Figure record listings:
* start *
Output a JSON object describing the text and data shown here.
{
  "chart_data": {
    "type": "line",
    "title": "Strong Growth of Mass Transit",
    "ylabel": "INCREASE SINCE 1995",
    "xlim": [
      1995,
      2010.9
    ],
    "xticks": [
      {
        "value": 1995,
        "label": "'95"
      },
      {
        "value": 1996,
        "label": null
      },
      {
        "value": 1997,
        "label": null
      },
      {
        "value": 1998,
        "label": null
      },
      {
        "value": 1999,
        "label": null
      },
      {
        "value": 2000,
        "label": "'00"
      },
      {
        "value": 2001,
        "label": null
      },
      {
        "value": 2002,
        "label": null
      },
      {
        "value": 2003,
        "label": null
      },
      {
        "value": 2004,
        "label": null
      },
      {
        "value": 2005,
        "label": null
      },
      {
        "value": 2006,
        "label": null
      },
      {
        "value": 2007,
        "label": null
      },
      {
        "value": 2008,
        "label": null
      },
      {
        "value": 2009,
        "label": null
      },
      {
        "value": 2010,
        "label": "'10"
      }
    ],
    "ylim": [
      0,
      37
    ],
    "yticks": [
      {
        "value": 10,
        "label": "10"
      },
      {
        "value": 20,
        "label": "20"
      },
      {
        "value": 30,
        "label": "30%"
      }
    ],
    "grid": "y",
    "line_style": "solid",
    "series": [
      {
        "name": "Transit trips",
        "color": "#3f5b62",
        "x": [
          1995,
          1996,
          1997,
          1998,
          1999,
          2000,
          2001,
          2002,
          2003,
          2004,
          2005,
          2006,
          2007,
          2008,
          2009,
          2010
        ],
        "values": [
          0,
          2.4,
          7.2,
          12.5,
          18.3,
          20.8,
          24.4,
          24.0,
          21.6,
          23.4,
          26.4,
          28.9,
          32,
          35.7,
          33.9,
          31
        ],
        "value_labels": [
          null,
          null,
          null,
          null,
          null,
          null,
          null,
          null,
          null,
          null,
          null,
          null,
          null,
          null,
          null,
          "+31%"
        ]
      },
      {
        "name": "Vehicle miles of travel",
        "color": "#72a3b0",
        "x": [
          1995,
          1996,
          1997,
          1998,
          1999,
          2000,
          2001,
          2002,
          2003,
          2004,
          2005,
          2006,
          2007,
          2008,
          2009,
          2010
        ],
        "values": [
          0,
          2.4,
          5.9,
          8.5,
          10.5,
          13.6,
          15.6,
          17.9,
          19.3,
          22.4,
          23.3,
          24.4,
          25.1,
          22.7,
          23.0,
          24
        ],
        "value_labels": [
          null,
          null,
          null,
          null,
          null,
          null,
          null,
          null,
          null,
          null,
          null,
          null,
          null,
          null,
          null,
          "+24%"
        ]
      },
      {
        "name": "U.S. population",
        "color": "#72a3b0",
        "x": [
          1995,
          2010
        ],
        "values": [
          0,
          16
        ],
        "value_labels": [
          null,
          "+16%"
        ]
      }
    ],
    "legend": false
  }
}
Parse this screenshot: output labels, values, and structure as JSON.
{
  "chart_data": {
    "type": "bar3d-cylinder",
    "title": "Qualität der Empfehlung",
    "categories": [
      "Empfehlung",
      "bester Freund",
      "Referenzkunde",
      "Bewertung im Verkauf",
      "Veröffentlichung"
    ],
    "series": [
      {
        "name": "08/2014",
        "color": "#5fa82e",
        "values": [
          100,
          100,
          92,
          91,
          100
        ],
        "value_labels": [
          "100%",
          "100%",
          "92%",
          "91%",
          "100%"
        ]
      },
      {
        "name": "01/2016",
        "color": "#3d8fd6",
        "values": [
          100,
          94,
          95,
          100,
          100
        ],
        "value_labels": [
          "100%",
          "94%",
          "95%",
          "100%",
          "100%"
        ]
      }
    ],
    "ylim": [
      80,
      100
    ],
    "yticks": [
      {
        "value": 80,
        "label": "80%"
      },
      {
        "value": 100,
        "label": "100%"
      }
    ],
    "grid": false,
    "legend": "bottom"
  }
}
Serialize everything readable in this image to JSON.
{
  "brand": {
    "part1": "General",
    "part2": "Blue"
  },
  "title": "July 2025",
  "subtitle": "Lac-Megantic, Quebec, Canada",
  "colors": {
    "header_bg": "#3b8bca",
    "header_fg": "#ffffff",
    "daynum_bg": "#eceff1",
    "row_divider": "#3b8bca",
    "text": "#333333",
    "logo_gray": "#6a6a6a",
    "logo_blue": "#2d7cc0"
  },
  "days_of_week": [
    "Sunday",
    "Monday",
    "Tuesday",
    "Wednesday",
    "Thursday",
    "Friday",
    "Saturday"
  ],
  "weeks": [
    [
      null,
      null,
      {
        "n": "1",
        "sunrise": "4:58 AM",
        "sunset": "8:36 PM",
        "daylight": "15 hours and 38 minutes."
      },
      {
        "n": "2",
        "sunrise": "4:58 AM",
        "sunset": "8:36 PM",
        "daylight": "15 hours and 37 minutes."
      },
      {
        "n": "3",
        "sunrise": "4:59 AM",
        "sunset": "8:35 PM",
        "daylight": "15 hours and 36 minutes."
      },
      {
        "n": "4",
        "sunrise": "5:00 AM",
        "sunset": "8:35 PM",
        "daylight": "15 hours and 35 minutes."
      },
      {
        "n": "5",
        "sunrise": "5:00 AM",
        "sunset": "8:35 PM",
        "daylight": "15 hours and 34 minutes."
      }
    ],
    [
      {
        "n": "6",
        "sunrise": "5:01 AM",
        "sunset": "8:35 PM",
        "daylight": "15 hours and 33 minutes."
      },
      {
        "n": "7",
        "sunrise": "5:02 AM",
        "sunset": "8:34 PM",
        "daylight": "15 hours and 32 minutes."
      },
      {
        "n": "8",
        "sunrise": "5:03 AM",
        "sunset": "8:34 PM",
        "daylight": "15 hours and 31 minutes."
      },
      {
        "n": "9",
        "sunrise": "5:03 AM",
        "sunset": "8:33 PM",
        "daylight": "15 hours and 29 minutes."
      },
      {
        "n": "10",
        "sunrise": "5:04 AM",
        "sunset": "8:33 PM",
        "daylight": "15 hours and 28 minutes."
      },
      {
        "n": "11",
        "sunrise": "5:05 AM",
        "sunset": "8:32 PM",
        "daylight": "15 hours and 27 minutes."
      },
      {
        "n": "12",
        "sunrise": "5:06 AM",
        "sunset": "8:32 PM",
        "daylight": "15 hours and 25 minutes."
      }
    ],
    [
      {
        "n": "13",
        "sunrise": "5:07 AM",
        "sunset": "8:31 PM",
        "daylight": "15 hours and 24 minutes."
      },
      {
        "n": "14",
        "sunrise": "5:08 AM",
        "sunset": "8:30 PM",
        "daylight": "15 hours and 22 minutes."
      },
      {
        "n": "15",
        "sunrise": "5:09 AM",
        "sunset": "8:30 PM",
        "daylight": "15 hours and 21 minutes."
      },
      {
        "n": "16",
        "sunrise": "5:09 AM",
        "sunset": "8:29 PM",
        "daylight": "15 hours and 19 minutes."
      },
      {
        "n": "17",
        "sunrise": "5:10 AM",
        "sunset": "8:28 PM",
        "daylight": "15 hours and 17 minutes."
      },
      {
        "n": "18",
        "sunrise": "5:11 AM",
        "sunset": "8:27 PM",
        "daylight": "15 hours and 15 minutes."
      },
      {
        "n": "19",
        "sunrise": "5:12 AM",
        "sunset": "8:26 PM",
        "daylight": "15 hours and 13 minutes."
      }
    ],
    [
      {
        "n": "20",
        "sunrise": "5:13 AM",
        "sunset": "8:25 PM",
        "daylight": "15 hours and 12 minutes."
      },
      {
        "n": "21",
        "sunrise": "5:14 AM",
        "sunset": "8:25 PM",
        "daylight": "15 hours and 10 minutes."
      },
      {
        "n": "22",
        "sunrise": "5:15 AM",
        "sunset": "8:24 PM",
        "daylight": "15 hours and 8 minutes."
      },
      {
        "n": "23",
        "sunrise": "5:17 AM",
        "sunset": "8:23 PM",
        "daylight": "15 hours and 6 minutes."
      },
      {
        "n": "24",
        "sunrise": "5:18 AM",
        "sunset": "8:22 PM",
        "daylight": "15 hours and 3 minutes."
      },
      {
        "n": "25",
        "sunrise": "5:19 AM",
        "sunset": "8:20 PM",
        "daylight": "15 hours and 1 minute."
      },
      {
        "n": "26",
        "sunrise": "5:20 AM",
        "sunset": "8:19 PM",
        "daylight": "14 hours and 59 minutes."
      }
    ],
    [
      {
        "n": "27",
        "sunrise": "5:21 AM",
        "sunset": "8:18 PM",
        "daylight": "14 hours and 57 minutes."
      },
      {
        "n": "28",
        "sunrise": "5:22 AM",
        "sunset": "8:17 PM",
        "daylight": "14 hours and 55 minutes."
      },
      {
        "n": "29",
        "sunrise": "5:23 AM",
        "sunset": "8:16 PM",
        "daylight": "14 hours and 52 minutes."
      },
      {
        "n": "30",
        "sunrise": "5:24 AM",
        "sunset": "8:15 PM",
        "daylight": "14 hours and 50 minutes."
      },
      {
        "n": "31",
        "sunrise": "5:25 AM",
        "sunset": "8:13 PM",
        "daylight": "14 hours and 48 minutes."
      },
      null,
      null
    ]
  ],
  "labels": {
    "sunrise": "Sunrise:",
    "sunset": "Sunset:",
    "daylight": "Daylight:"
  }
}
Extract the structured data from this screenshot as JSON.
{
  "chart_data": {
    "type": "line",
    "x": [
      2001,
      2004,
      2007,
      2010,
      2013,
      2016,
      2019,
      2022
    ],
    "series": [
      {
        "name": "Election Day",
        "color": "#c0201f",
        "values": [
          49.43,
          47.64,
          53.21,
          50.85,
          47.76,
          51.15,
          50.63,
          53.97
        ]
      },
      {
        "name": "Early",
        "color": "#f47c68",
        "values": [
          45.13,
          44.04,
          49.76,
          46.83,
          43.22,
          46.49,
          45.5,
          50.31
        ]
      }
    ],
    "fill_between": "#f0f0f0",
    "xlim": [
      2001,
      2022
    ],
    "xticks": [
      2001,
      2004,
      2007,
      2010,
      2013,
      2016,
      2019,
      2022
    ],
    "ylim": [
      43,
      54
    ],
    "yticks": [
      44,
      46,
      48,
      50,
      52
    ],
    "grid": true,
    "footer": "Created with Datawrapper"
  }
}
* end *
▶ **SET EXERCISE**: Extract from the data every line where "screenshot" shows up.

▶ **EXERCISE SOLUTION**:
Parse this screenshot: output labels, values, and structure as JSON.
Extract the structured data from this screenshot as JSON.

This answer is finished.